BEGIN Input for this task

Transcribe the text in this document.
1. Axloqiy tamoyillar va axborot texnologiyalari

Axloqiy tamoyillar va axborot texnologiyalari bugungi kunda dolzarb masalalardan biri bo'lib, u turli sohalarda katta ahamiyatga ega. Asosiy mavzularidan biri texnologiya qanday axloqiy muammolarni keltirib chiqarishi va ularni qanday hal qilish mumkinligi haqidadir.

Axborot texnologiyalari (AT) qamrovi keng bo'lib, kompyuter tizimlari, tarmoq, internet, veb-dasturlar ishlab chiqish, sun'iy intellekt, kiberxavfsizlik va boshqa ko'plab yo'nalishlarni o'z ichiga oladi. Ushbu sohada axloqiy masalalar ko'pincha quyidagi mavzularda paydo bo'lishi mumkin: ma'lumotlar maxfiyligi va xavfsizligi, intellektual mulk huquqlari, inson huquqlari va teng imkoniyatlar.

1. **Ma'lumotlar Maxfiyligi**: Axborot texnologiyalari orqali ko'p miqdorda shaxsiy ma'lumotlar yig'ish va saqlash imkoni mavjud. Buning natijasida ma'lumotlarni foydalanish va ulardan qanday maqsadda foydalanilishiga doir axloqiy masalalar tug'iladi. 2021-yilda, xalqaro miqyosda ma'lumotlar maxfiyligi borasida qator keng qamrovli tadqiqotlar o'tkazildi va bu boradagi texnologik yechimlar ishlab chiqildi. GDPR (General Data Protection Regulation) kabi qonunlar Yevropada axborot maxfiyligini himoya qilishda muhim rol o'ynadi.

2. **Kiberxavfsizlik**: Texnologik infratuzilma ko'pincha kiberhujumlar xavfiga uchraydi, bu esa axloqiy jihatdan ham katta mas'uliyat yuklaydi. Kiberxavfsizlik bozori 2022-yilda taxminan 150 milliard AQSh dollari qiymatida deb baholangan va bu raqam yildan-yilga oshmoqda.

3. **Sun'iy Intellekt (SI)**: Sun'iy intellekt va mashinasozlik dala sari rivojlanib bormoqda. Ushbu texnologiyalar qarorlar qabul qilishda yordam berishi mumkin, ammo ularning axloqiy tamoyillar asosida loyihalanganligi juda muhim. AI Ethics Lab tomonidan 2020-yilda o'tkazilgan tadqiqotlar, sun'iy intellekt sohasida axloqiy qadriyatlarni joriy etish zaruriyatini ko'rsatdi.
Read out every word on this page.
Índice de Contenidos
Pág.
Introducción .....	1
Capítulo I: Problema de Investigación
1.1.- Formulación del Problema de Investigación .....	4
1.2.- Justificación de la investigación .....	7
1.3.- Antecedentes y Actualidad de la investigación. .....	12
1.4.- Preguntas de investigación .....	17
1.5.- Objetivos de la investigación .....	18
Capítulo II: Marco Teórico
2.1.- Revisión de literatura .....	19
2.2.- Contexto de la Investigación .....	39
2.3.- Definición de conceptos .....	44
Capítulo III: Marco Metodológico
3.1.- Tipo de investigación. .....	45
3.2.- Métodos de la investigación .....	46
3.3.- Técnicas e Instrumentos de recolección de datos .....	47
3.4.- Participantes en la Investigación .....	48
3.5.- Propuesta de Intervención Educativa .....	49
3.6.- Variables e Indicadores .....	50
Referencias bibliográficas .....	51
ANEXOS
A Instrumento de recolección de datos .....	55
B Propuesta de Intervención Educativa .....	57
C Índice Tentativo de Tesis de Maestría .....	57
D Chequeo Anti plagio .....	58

END Input for this task

Task requirements:
Print all the data exactly.

Finished answer:
Transcribe the text in this document.
1. Axloqiy tamoyillar va axborot texnologiyalari

Axloqiy tamoyillar va axborot texnologiyalari bugungi kunda dolzarb masalalardan biri bo'lib, u turli sohalarda katta ahamiyatga ega. Asosiy mavzularidan biri texnologiya qanday axloqiy muammolarni keltirib chiqarishi va ularni qanday hal qilish mumkinligi haqidadir.

Axborot texnologiyalari (AT) qamrovi keng bo'lib, kompyuter tizimlari, tarmoq, internet, veb-dasturlar ishlab chiqish, sun'iy intellekt, kiberxavfsizlik va boshqa ko'plab yo'nalishlarni o'z ichiga oladi. Ushbu sohada axloqiy masalalar ko'pincha quyidagi mavzularda paydo bo'lishi mumkin: ma'lumotlar maxfiyligi va xavfsizligi, intellektual mulk huquqlari, inson huquqlari va teng imkoniyatlar.

1. **Ma'lumotlar Maxfiyligi**: Axborot texnologiyalari orqali ko'p miqdorda shaxsiy ma'lumotlar yig'ish va saqlash imkoni mavjud. Buning natijasida ma'lumotlarni foydalanish va ulardan qanday maqsadda foydalanilishiga doir axloqiy masalalar tug'iladi. 2021-yilda, xalqaro miqyosda ma'lumotlar maxfiyligi borasida qator keng qamrovli tadqiqotlar o'tkazildi va bu boradagi texnologik yechimlar ishlab chiqildi. GDPR (General Data Protection Regulation) kabi qonunlar Yevropada axborot maxfiyligini himoya qilishda muhim rol o'ynadi.

2. **Kiberxavfsizlik**: Texnologik infratuzilma ko'pincha kiberhujumlar xavfiga uchraydi, bu esa axloqiy jihatdan ham katta mas'uliyat yuklaydi. Kiberxavfsizlik bozori 2022-yilda taxminan 150 milliard AQSh dollari qiymatida deb baholangan va bu raqam yildan-yilga oshmoqda.

3. **Sun'iy Intellekt (SI)**: Sun'iy intellekt va mashinasozlik dala sari rivojlanib bormoqda. Ushbu texnologiyalar qarorlar qabul qilishda yordam berishi mumkin, ammo ularning axloqiy tamoyillar asosida loyihalanganligi juda muhim. AI Ethics Lab tomonidan 2020-yilda o'tkazilgan tadqiqotlar, sun'iy intellekt sohasida axloqiy qadriyatlarni joriy etish zaruriyatini ko'rsatdi.
Read out every word on this page.
Índice de Contenidos
Pág.
Introducción .....	1
Capítulo I: Problema de Investigación
1.1.- Formulación del Problema de Investigación .....	4
1.2.- Justificación de la investigación .....	7
1.3.- Antecedentes y Actualidad de la investigación. .....	12
1.4.- Preguntas de investigación .....	17
1.5.- Objetivos de la investigación .....	18
Capítulo II: Marco Teórico
2.1.- Revisión de literatura .....	19
2.2.- Contexto de la Investigación .....	39
2.3.- Definición de conceptos .....	44
Capítulo III: Marco Metodológico
3.1.- Tipo de investigación. .....	45
3.2.- Métodos de la investigación .....	46
3.3.- Técnicas e Instrumentos de recolección de datos .....	47
3.4.- Participantes en la Investigación .....	48
3.5.- Propuesta de Intervención Educativa .....	49
3.6.- Variables e Indicadores .....	50
Referencias bibliográficas .....	51
ANEXOS
A Instrumento de recolección de datos .....	55
B Propuesta de Intervención Educativa .....	57
C Índice Tentativo de Tesis de Maestría .....	57
D Chequeo Anti plagio .....	58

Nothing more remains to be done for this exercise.